**Required work**
In the Nether Regions column text below, list each kind of film the segment was originally meant to showcase.

**Text section**
┌──
Nether Regions 05.31.12: The Soul of Ni**er Charley
Posted by Chad Webb on 05.31.2012
This time the column evaluates the sequel to the controversial Fred Williamson movie, The Legend of Ni**er Charley. Click away to find out if it improves upon the original and stays true to the elements of the blaxploitation genre...
Nether Regions started as a segment of the Big Screen Bulletin in the movie-zone that meant to showcase films that have been discontinued on DVD, are out of print in the United States, are only available in certain regions outside the United States, or are generally hard to find. Now it is a column all its own! You might ask, "Why should I care about a film I have no access to?" My goal is to keep these films relevant because some of them genuinely deserve to be recognized. Every time I review a new film I will have a list of those I covered below so you can see if they have been announced for DVD release, or are still out of print.
└──
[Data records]
┌──
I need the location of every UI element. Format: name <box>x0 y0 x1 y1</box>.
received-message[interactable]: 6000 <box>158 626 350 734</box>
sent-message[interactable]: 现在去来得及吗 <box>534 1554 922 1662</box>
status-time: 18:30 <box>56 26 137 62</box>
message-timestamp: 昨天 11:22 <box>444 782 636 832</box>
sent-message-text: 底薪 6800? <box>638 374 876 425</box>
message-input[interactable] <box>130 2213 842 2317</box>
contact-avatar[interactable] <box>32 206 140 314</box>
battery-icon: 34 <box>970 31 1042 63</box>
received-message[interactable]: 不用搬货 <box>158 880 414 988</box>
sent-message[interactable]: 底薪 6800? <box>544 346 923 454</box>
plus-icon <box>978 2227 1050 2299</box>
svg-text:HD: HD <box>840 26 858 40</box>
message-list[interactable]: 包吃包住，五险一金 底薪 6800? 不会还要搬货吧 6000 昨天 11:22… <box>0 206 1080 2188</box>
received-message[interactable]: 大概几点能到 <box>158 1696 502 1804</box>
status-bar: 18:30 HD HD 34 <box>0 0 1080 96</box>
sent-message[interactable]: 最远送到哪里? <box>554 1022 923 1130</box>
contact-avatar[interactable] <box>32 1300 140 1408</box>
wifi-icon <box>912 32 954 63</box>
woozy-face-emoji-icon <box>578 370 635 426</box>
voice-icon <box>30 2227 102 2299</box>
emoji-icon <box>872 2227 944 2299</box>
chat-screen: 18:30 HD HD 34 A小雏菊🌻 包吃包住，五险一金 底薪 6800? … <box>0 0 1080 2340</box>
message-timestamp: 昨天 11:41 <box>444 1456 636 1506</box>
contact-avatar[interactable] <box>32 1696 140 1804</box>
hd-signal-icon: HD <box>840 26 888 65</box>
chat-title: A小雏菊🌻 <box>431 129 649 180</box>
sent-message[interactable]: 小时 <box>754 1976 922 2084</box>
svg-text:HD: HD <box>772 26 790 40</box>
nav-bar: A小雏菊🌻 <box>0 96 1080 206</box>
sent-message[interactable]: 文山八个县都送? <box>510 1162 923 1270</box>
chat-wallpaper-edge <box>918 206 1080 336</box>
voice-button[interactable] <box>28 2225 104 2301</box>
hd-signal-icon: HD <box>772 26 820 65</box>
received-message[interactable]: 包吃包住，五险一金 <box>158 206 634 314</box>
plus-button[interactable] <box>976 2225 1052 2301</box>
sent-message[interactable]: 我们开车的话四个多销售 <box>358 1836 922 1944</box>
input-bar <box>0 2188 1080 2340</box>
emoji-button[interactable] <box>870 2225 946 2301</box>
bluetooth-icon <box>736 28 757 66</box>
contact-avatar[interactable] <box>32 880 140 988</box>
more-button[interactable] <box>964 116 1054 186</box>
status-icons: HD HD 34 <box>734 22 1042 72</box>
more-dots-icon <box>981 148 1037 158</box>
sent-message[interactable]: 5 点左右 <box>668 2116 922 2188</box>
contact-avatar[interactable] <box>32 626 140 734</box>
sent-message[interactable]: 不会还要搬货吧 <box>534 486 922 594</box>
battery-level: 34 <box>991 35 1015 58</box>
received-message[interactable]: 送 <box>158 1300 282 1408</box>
└──
**Complete response**
- Films that have been discontinued on DVD
- Films that are out of print in the United States
- Films that are only available in certain regions outside the United States
- Films that are generally hard to find